* **Stated goal**: Make an exact copy of all the entries, but do not reproduce the pictures.

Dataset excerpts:
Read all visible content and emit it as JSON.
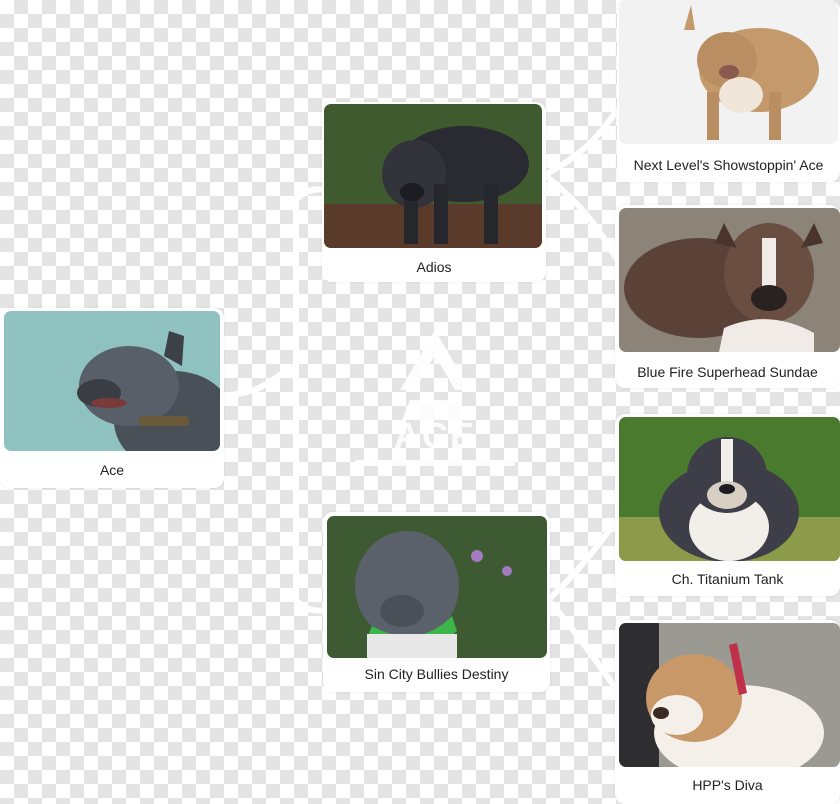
{
  "pedigree": {
    "subject": {
      "name": "Ace",
      "photo_icon": "blue-pitbull-profile"
    },
    "sire": {
      "name": "Adios",
      "photo_icon": "dark-bully-standing"
    },
    "dam": {
      "name": "Sin City Bullies Destiny",
      "photo_icon": "blue-bully-green-collar"
    },
    "sire_sire": {
      "name": "Next Level's Showstoppin' Ace",
      "photo_icon": "fawn-bully-snow"
    },
    "sire_dam": {
      "name": "Blue Fire Superhead Sundae",
      "photo_icon": "brindle-bully-front"
    },
    "dam_sire": {
      "name": "Ch. Titanium Tank",
      "photo_icon": "tricolor-bully-grass"
    },
    "dam_dam": {
      "name": "HPP's Diva",
      "photo_icon": "fawn-white-bully-red-collar"
    }
  },
  "watermark": {
    "logo_icon": "ace-kennel-logo"
  },
  "colors": {
    "connector": "#ffffff",
    "card": "#ffffff",
    "checker": "#e4e4e4"
  }
}
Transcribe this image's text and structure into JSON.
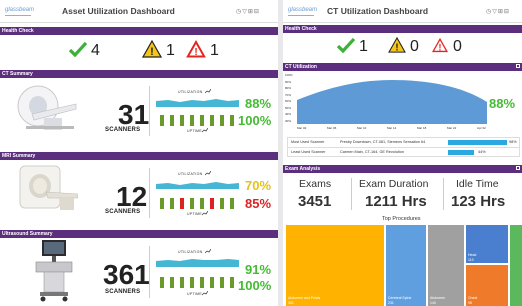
{
  "left": {
    "logo": "glassbeam",
    "title": "Asset Utilization Dashboard",
    "health_check": {
      "label": "Health Check",
      "ok": "4",
      "warning": "1",
      "critical": "1"
    },
    "ct": {
      "label": "CT Summary",
      "count": "31",
      "unit": "SCANNERS",
      "utilization_label": "UTILIZATION",
      "uptime_label": "UPTIME",
      "utilization_pct": "88%",
      "uptime_pct": "100%",
      "util_color": "#44bb33",
      "uptime_color": "#44bb33"
    },
    "mri": {
      "label": "MRI Summary",
      "count": "12",
      "unit": "SCANNERS",
      "utilization_label": "UTILIZATION",
      "uptime_label": "UPTIME",
      "utilization_pct": "70%",
      "uptime_pct": "85%",
      "util_color": "#e6c21b",
      "uptime_color": "#dd2222"
    },
    "us": {
      "label": "Ultrasound Summary",
      "count": "361",
      "unit": "SCANNERS",
      "utilization_label": "UTILIZATION",
      "uptime_label": "UPTIME",
      "utilization_pct": "91%",
      "uptime_pct": "100%",
      "util_color": "#44bb33",
      "uptime_color": "#44bb33"
    }
  },
  "right": {
    "logo": "glassbeam",
    "title": "CT Utilization Dashboard",
    "health_check": {
      "label": "Health Check",
      "ok": "1",
      "warning": "0",
      "critical": "0"
    },
    "ct_utilization": {
      "label": "CT Utilization",
      "pct": "88%",
      "yticks": [
        "100%",
        "90%",
        "80%",
        "70%",
        "60%",
        "50%",
        "40%",
        "30%"
      ],
      "xticks": [
        "Mar 02",
        "Mar 06",
        "Mar 10",
        "Mar 14",
        "Mar 18",
        "Mar 22",
        "Apr 02"
      ]
    },
    "scanner_table": [
      {
        "label": "Most Used Scanner",
        "value": "Presby Downtown, CT-081, Siemens Sensation 64",
        "pct": "98%",
        "fill": 0.98
      },
      {
        "label": "Least Used Scanner",
        "value": "Carmen Main, CT-164, GE Revolution",
        "pct": "44%",
        "fill": 0.44
      }
    ],
    "exam_analysis": {
      "label": "Exam Analysis",
      "exams_label": "Exams",
      "exams_value": "3451",
      "duration_label": "Exam Duration",
      "duration_value": "1211 Hrs",
      "idle_label": "Idle Time",
      "idle_value": "123 Hrs"
    },
    "top_procedures": {
      "title": "Top Procedures",
      "tiles": [
        {
          "label": "Abdomen and Pelvis",
          "value": "361",
          "color": "#ffb300"
        },
        {
          "label": "Cerebral Spine",
          "value": "231",
          "color": "#5f9fe0"
        },
        {
          "label": "Abdomen",
          "value": "140",
          "color": "#a0a0a0"
        },
        {
          "label": "Head",
          "value": "119",
          "color": "#4a7fd0"
        },
        {
          "label": "Chest",
          "value": "98",
          "color": "#ef7b2a"
        },
        {
          "label": "",
          "value": "",
          "color": "#5cb85c"
        }
      ]
    }
  }
}
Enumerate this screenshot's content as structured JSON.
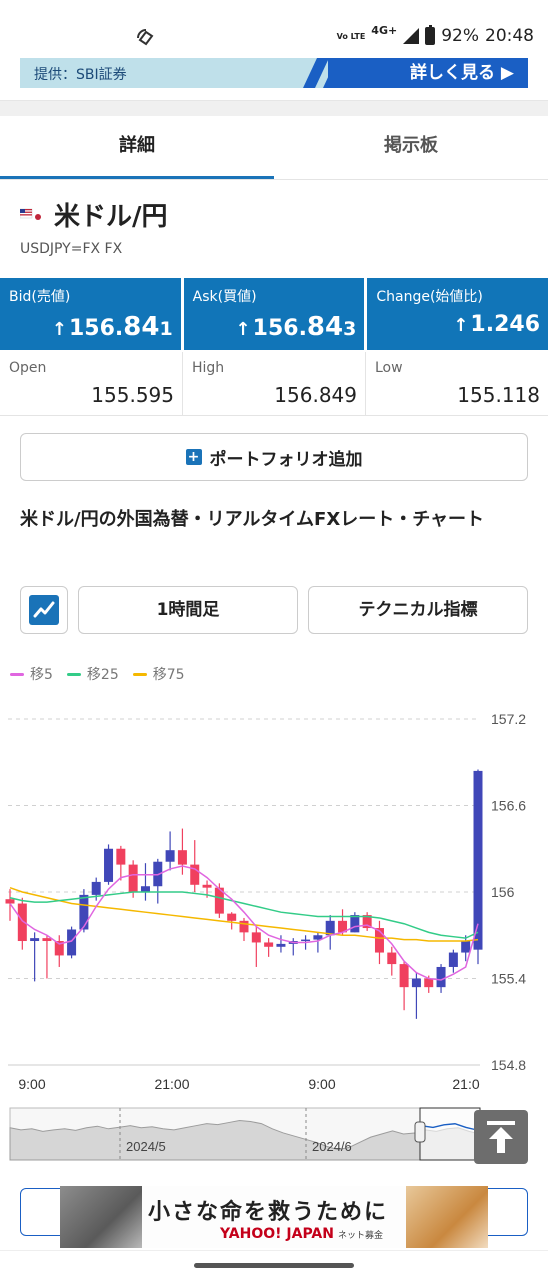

* **Response to the task**:
Read all visible content and emit it as JSON.
{
  "pedigree": {
    "subject": {
      "name": "Ace",
      "photo_icon": "blue-pitbull-profile"
    },
    "sire": {
      "name": "Adios",
      "photo_icon": "dark-bully-standing"
    },
    "dam": {
      "name": "Sin City Bullies Destiny",
      "photo_icon": "blue-bully-green-collar"
    },
    "sire_sire": {
      "name": "Next Level's Showstoppin' Ace",
      "photo_icon": "fawn-bully-snow"
    },
    "sire_dam": {
      "name": "Blue Fire Superhead Sundae",
      "photo_icon": "brindle-bully-front"
    },
    "dam_sire": {
      "name": "Ch. Titanium Tank",
      "photo_icon": "tricolor-bully-grass"
    },
    "dam_dam": {
      "name": "HPP's Diva",
      "photo_icon": "fawn-white-bully-red-collar"
    }
  },
  "watermark": {
    "logo_icon": "ace-kennel-logo"
  },
  "colors": {
    "connector": "#ffffff",
    "card": "#ffffff",
    "checker": "#e4e4e4"
  }
}
Transcribe this image's text and structure into JSON.
{
  "left": {
    "logo": "glassbeam",
    "title": "Asset Utilization Dashboard",
    "health_check": {
      "label": "Health Check",
      "ok": "4",
      "warning": "1",
      "critical": "1"
    },
    "ct": {
      "label": "CT Summary",
      "count": "31",
      "unit": "SCANNERS",
      "utilization_label": "UTILIZATION",
      "uptime_label": "UPTIME",
      "utilization_pct": "88%",
      "uptime_pct": "100%",
      "util_color": "#44bb33",
      "uptime_color": "#44bb33"
    },
    "mri": {
      "label": "MRI Summary",
      "count": "12",
      "unit": "SCANNERS",
      "utilization_label": "UTILIZATION",
      "uptime_label": "UPTIME",
      "utilization_pct": "70%",
      "uptime_pct": "85%",
      "util_color": "#e6c21b",
      "uptime_color": "#dd2222"
    },
    "us": {
      "label": "Ultrasound Summary",
      "count": "361",
      "unit": "SCANNERS",
      "utilization_label": "UTILIZATION",
      "uptime_label": "UPTIME",
      "utilization_pct": "91%",
      "uptime_pct": "100%",
      "util_color": "#44bb33",
      "uptime_color": "#44bb33"
    }
  },
  "right": {
    "logo": "glassbeam",
    "title": "CT Utilization Dashboard",
    "health_check": {
      "label": "Health Check",
      "ok": "1",
      "warning": "0",
      "critical": "0"
    },
    "ct_utilization": {
      "label": "CT Utilization",
      "pct": "88%",
      "yticks": [
        "100%",
        "90%",
        "80%",
        "70%",
        "60%",
        "50%",
        "40%",
        "30%"
      ],
      "xticks": [
        "Mar 02",
        "Mar 06",
        "Mar 10",
        "Mar 14",
        "Mar 18",
        "Mar 22",
        "Apr 02"
      ]
    },
    "scanner_table": [
      {
        "label": "Most Used Scanner",
        "value": "Presby Downtown, CT-081, Siemens Sensation 64",
        "pct": "98%",
        "fill": 0.98
      },
      {
        "label": "Least Used Scanner",
        "value": "Carmen Main, CT-164, GE Revolution",
        "pct": "44%",
        "fill": 0.44
      }
    ],
    "exam_analysis": {
      "label": "Exam Analysis",
      "exams_label": "Exams",
      "exams_value": "3451",
      "duration_label": "Exam Duration",
      "duration_value": "1211 Hrs",
      "idle_label": "Idle Time",
      "idle_value": "123 Hrs"
    },
    "top_procedures": {
      "title": "Top Procedures",
      "tiles": [
        {
          "label": "Abdomen and Pelvis",
          "value": "361",
          "color": "#ffb300"
        },
        {
          "label": "Cerebral Spine",
          "value": "231",
          "color": "#5f9fe0"
        },
        {
          "label": "Abdomen",
          "value": "140",
          "color": "#a0a0a0"
        },
        {
          "label": "Head",
          "value": "119",
          "color": "#4a7fd0"
        },
        {
          "label": "Chest",
          "value": "98",
          "color": "#ef7b2a"
        },
        {
          "label": "",
          "value": "",
          "color": "#5cb85c"
        }
      ]
    }
  }
}
Enumerate this screenshot's content as structured JSON.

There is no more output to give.